> **Exercise task**: Among the lines of this listing, determine how many contain the string "объекта". Answer with the number only.

> **Extracted records**:
++++++++++++++++++++
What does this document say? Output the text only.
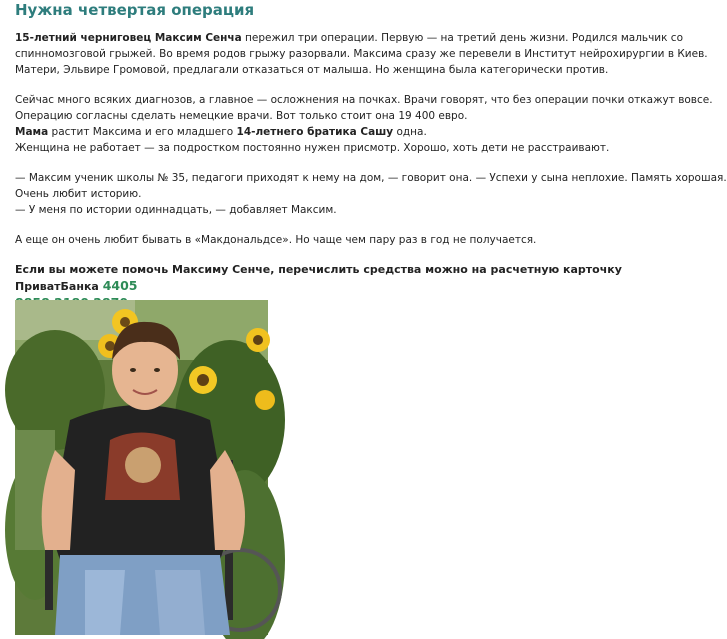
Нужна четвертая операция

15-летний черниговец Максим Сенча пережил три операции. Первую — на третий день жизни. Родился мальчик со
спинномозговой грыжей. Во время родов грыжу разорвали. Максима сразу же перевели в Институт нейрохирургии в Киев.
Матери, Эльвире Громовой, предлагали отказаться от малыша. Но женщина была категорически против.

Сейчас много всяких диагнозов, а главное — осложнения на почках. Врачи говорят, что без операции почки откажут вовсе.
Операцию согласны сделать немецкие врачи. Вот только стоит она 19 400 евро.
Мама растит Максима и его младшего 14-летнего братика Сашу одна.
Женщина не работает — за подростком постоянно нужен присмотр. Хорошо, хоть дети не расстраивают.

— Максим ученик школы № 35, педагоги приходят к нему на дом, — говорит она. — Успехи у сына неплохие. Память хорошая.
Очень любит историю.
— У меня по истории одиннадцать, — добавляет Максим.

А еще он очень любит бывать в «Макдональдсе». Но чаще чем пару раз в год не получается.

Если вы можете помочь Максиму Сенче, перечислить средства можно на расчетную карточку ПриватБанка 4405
++++++++++++++++++++
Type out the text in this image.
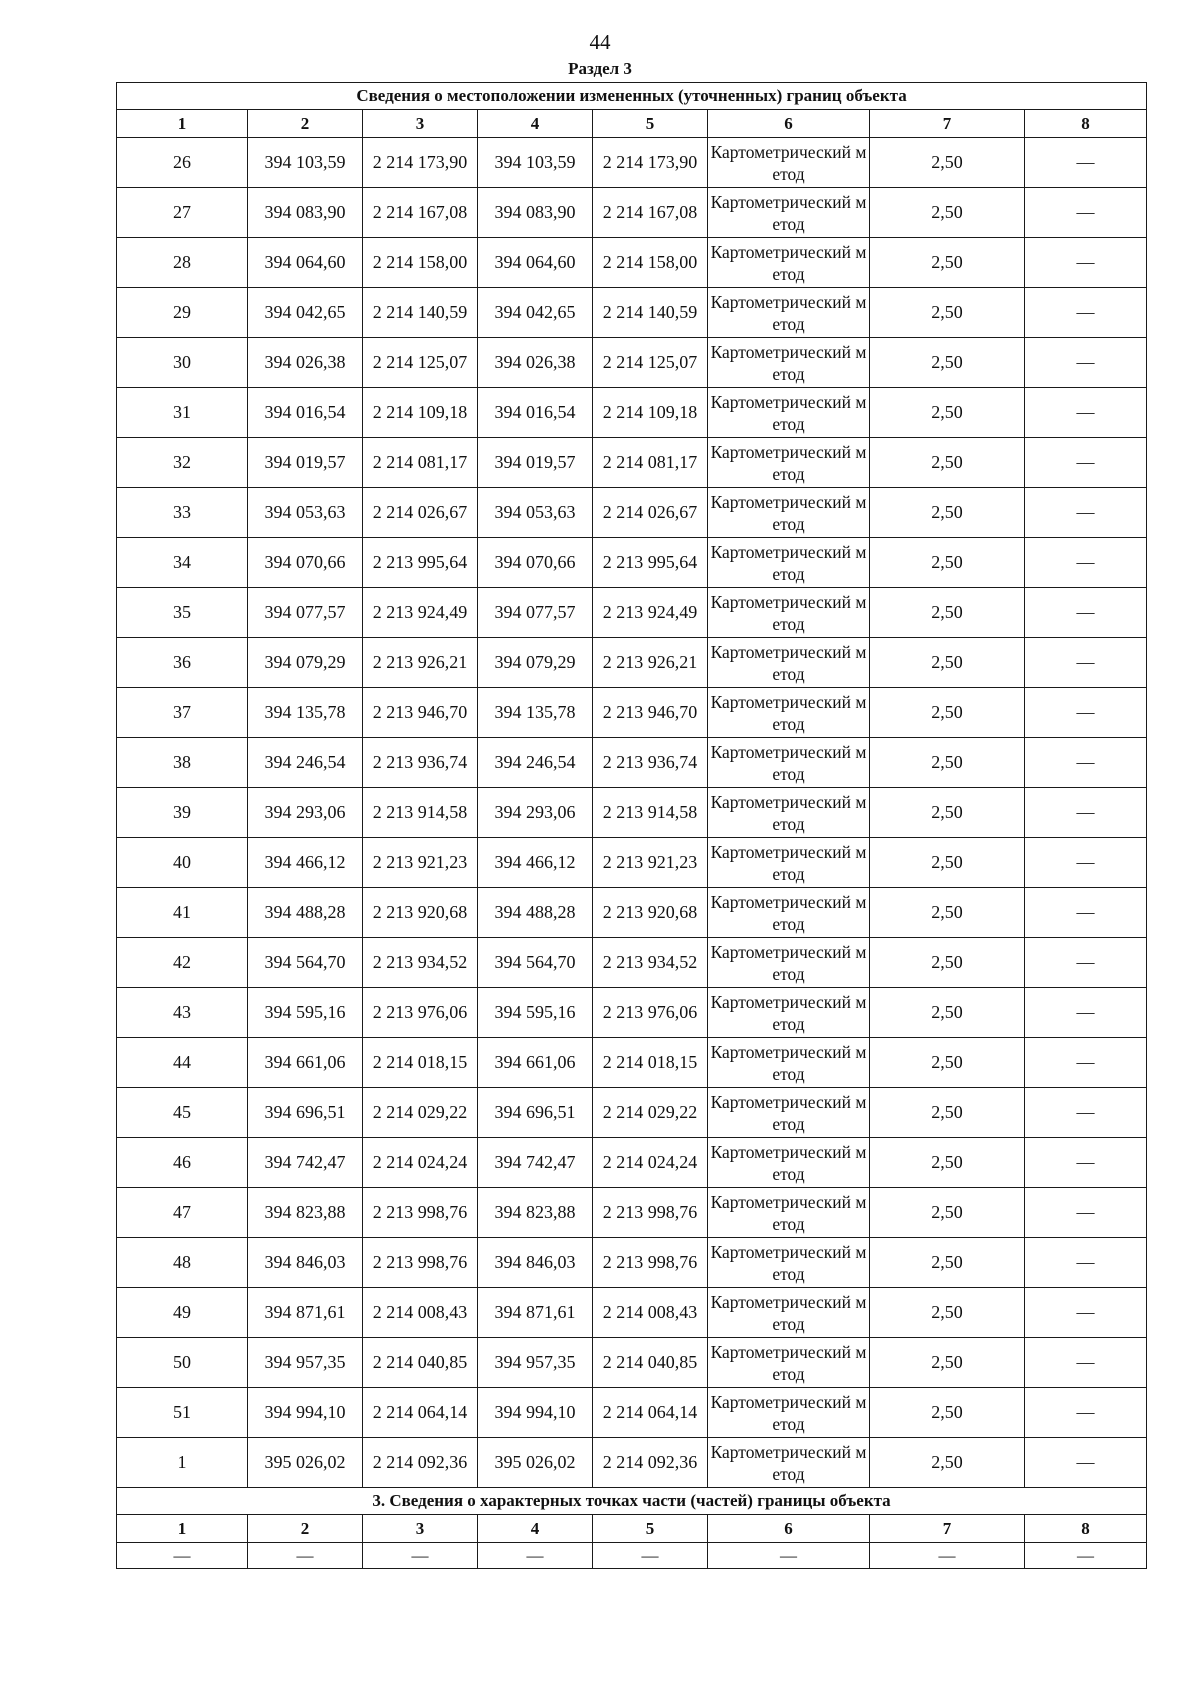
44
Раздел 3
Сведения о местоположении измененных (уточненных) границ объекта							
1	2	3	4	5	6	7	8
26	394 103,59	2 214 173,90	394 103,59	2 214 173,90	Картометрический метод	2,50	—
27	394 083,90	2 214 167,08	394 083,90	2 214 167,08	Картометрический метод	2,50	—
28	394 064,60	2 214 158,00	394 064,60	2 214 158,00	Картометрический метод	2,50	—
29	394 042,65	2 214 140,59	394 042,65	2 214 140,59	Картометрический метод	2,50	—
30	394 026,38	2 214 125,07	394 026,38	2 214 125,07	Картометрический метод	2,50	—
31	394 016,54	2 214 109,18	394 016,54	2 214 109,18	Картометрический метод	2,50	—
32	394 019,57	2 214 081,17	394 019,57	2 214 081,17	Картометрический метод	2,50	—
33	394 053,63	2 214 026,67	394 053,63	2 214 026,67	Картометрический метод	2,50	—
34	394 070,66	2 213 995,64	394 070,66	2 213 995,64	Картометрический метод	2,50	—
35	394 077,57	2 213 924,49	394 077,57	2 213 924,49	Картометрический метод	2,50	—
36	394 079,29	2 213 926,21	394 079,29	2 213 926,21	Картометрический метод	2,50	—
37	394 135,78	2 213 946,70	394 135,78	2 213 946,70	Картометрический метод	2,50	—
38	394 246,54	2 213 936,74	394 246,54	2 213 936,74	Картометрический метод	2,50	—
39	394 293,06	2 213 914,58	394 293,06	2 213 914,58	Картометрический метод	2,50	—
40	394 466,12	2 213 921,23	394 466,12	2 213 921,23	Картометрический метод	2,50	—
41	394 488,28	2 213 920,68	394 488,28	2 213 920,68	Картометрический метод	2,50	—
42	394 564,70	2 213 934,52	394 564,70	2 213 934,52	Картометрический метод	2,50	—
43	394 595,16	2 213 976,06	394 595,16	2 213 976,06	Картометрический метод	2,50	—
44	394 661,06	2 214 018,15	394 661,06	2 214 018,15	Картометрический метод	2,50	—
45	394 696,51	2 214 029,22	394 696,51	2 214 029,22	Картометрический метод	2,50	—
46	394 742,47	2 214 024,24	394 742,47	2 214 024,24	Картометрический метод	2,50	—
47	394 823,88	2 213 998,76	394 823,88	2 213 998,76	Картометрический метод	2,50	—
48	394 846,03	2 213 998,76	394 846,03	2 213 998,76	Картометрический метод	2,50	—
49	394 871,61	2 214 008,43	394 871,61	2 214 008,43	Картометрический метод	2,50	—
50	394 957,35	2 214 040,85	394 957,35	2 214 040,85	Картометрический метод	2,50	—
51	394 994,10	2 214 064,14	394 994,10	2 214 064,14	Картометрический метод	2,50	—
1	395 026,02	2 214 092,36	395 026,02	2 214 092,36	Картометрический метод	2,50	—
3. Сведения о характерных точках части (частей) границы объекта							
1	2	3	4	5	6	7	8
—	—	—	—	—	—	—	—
++++++++++++++++++++
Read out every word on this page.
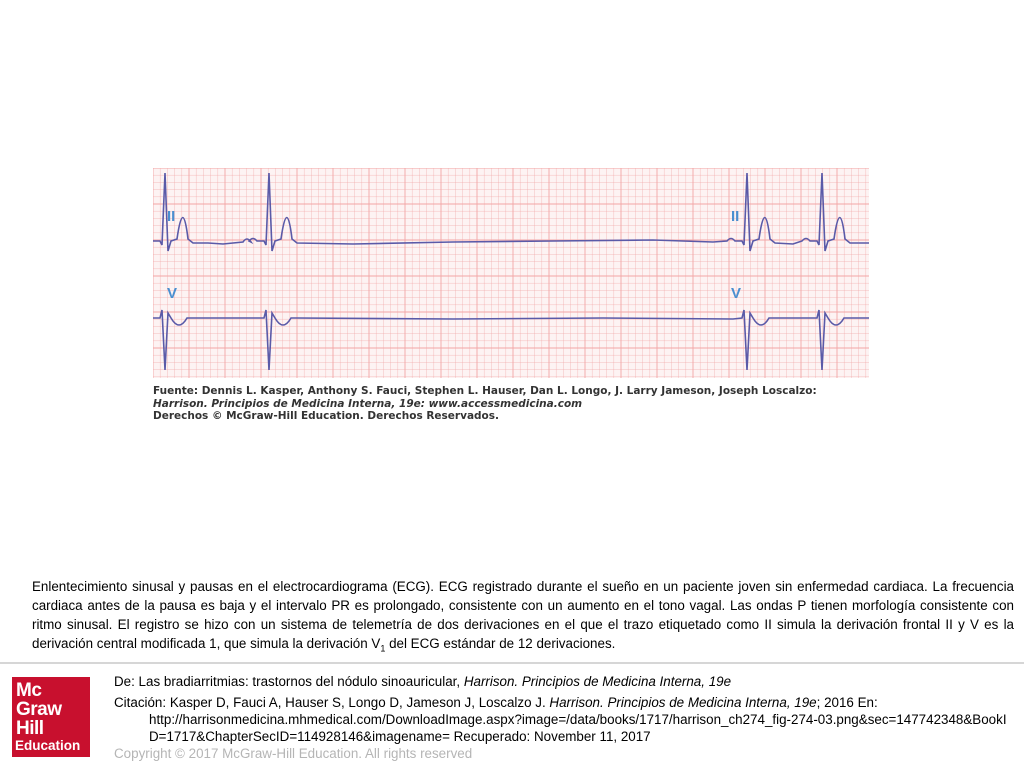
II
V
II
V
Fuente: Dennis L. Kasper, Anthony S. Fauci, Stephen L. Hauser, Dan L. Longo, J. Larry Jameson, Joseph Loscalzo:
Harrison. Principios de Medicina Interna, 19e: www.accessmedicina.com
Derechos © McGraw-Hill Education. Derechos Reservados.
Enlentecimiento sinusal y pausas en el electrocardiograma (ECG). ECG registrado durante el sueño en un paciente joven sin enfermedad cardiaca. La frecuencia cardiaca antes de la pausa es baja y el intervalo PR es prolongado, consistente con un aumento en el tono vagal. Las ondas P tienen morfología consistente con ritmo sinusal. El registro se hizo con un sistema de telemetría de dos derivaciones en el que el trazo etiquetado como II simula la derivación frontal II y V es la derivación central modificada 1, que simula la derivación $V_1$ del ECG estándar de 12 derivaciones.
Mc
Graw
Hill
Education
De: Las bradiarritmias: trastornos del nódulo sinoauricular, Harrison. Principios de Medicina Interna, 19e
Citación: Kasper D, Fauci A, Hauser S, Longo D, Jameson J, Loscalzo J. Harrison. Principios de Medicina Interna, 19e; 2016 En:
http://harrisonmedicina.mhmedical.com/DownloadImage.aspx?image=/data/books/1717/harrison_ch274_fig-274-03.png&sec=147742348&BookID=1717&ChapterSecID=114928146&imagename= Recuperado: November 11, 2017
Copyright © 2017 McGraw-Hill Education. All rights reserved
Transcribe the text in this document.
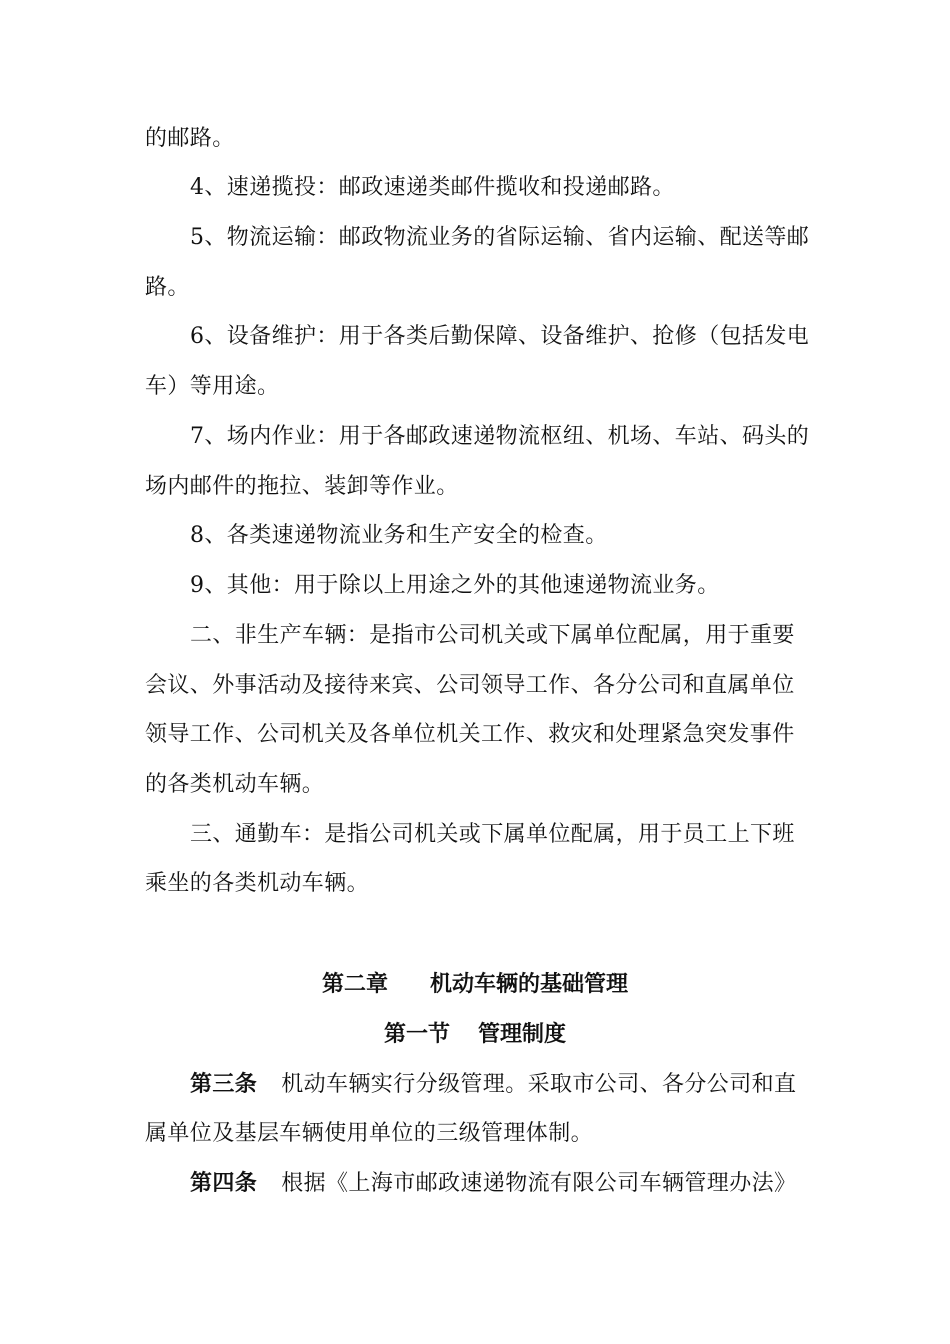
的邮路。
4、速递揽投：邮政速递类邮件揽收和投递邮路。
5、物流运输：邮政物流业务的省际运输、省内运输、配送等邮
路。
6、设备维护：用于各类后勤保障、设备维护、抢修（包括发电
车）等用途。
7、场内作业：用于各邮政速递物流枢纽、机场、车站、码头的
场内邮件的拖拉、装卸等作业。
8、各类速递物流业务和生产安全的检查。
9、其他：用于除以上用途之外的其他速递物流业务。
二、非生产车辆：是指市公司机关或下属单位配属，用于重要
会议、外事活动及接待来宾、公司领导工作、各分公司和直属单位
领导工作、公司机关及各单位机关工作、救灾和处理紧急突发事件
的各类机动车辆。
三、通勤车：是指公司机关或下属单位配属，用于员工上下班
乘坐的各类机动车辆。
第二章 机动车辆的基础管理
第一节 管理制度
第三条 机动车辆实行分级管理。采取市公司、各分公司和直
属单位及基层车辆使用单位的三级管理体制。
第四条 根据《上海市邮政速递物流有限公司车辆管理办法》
++++++++++++++++++++
> **The completed task**: 2